-- EXERCISE DETAILS --
Return all lines with the word "depositaron" in them.

-- PROVIDED RECORDS --

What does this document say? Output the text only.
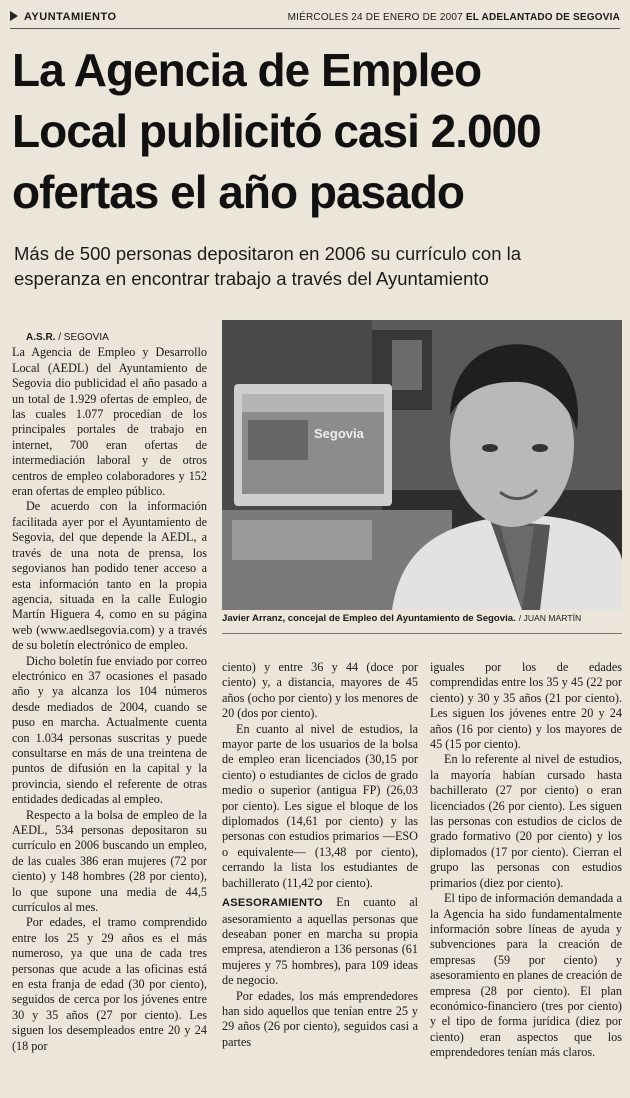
AYUNTAMIENTO	MIÉRCOLES 24 DE ENERO DE 2007 EL ADELANTADO DE SEGOVIA
La Agencia de Empleo
Local publicitó casi 2.000
ofertas el año pasado

Más de 500 personas depositaron en 2006 su currículo con la
esperanza en encontrar trabajo a través del Ayuntamiento

A.S.R. / SEGOVIA

La Agencia de Empleo y Desarrollo Local (AEDL) del Ayuntamiento de Segovia dio publicidad el año pasado a un total de 1.929 ofertas de empleo, de las cuales 1.077 procedían de los principales portales de trabajo en internet, 700 eran ofertas de intermediación laboral y de otros centros de empleo colaboradores y 152 eran ofertas de empleo público.

De acuerdo con la información facilitada ayer por el Ayuntamiento de Segovia, del que depende la AEDL, a través de una nota de prensa, los segovianos han podido tener acceso a esta información tanto en la propia agencia, situada en la calle Eulogio Martín Higuera 4, como en su página web (www.aedlsegovia.com) y a través de su boletín electrónico de empleo.

Dicho boletín fue enviado por correo electrónico en 37 ocasiones el pasado año y ya alcanza los 104 números desde mediados de 2004, cuando se puso en marcha. Actualmente cuenta con 1.034 personas suscritas y puede consultarse en más de una treintena de puntos de difusión en la capital y la provincia, siendo el referente de otras entidades dedicadas al empleo.

Respecto a la bolsa de empleo de la AEDL, 534 personas depositaron su currículo en 2006 buscando un empleo, de las cuales 386 eran mujeres (72 por ciento) y 148 hombres (28 por ciento), lo que supone una media de 44,5 currículos al mes.

Por edades, el tramo comprendido entre los 25 y 29 años es el más numeroso, ya que una de cada tres personas que acude a las oficinas está en esta franja de edad (30 por ciento), seguidos de cerca por los jóvenes entre 30 y 35 años (27 por ciento). Les siguen los desempleados entre 20 y 24 (18 por

Segovia
Javier Arranz, concejal de Empleo del Ayuntamiento de Segovia. / JUAN MARTÍN

ciento) y entre 36 y 44 (doce por ciento) y, a distancia, mayores de 45 años (ocho por ciento) y los menores de 20 (dos por ciento).

En cuanto al nivel de estudios, la mayor parte de los usuarios de la bolsa de empleo eran licenciados (30,15 por ciento) o estudiantes de ciclos de grado medio o superior (antigua FP) (26,03 por ciento). Les sigue el bloque de los diplomados (14,61 por ciento) y las personas con estudios primarios —ESO o equivalente— (13,48 por ciento), cerrando la lista los estudiantes de bachillerato (11,42 por ciento).

ASESORAMIENTO En cuanto al asesoramiento a aquellas personas que deseaban poner en marcha su propia empresa, atendieron a 136 personas (61 mujeres y 75 hombres), para 109 ideas de negocio.

Por edades, los más emprendedores han sido aquellos que tenían entre 25 y 29 años (26 por ciento), seguidos casi a partes

iguales por los de edades comprendidas entre los 35 y 45 (22 por ciento) y 30 y 35 años (21 por ciento). Les siguen los jóvenes entre 20 y 24 años (16 por ciento) y los mayores de 45 (15 por ciento).

En lo referente al nivel de estudios, la mayoría habían cursado hasta bachillerato (27 por ciento) o eran licenciados (26 por ciento). Les siguen las personas con estudios de ciclos de grado formativo (20 por ciento) y los diplomados (17 por ciento). Cierran el grupo las personas con estudios primarios (diez por ciento).

El tipo de información demandada a la Agencia ha sido fundamentalmente información sobre líneas de ayuda y subvenciones para la creación de empresas (59 por ciento) y asesoramiento en planes de creación de empresa (28 por ciento). El plan económico-financiero (tres por ciento) y el tipo de forma jurídica (diez por ciento) eran aspectos que los emprendedores tenían más claros.
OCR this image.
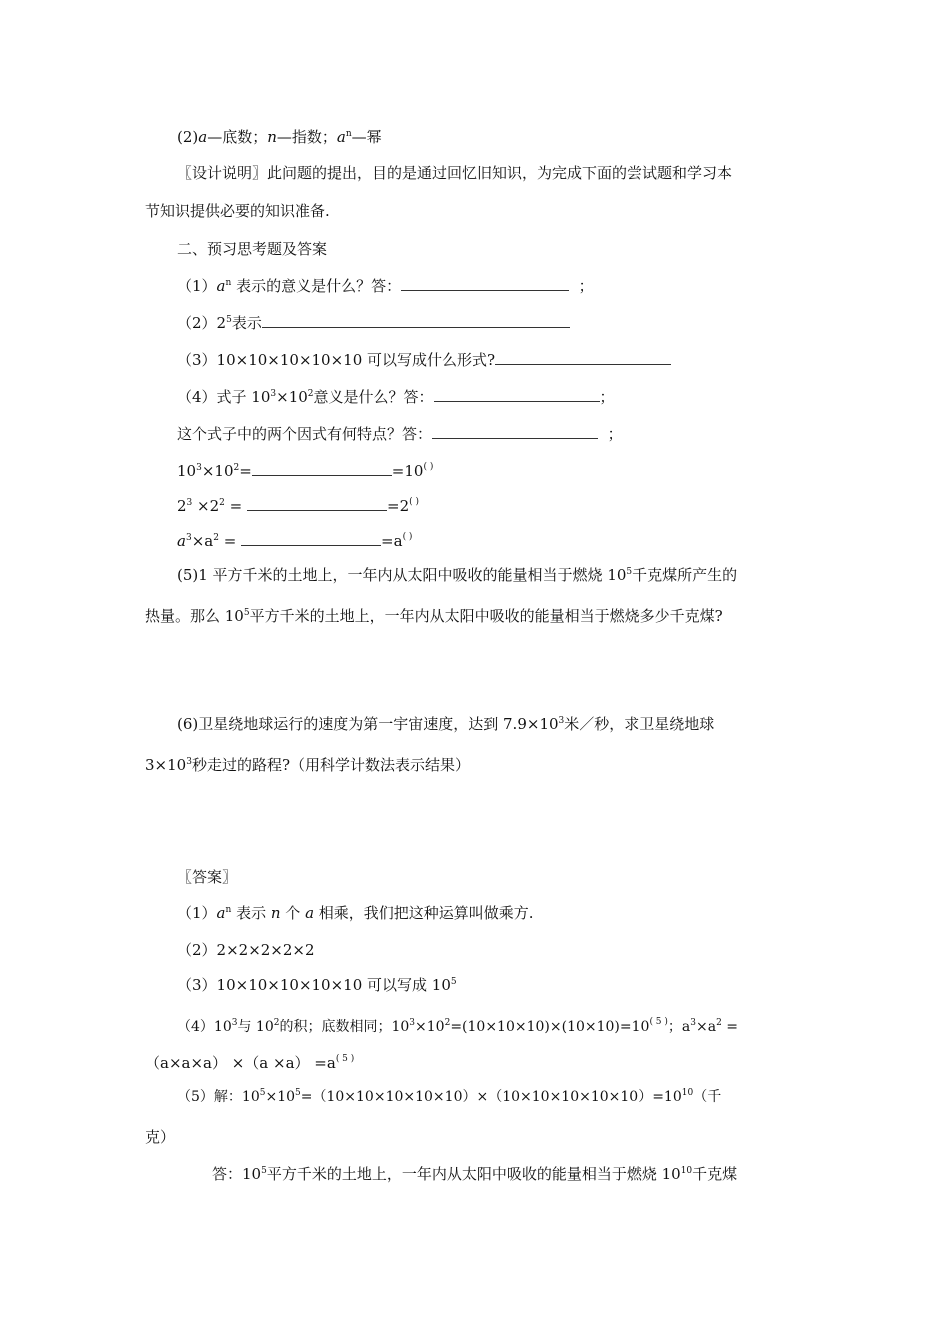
(2)a—底数；n—指数；$a^n—$幂
〖设计说明〗此问题的提出，目的是通过回忆旧知识，为完成下面的尝试题和学习本
节知识提供必要的知识准备.
二、预习思考题及答案
$(1)a^n$ 表示的意义是什么？答：	；
$(2)2^5$表示
（3）10×10×10×10×10 可以写成什么形式?
（4）式子 $10^3\times 10^2$意义是什么？答：	；
这个式子中的两个因式有何特点？答：	；
$10^3\times 10^2=$	=10( )
$2^3 \times 2^2$ =	=2( )
$a^3\times a^2$ =	=a( )
(5)1 平方千米的土地上，一年内从太阳中吸收的能量相当于燃烧 $10^5$千克煤所产生的
热量。那么 $10^5$平方千米的土地上，一年内从太阳中吸收的能量相当于燃烧多少千克煤?
(6)卫星绕地球运行的速度为第一宇宙速度，达到 $7.9\times 10^3$米／秒，求卫星绕地球
$3\times 10^3$秒走过的路程?（用科学计数法表示结果）
〖答案〗
$(1)a^n$ 表示 n 个 a 相乘，我们把这种运算叫做乘方.
（2）2×2×2×2×2
（3）10×10×10×10×10 可以写成 $10^5$
$(4)10^3$与 $10^2$的积；底数相同；$10^3\times 10^2=(10\times 10\times 10)\times(10\times 10)=10^{( 5 )}$；$a^3\times a^2$ =
$(a\times a\times a) \times(a \times a) =a^{( 5 )}$
（5）解：$10^5\times 10^5=(10\times 10\times 10\times 10\times 10)\times(10\times 10\times 10\times 10\times 10)=10^{10}$（千
克）
答：$10^5$平方千米的土地上，一年内从太阳中吸收的能量相当于燃烧 $10^{10}$千克煤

-- OUTPUT BELOW --
Más de 500 personas depositaron en 2006 su currículo con la
Respecto a la bolsa de empleo de la AEDL, 534 personas depositaron su currículo en 2006 buscando un empleo, de las cuales 386 eran mujeres (72 por ciento) y 148 hombres (28 por ciento), lo que supone una media de 44,5 currículos al mes.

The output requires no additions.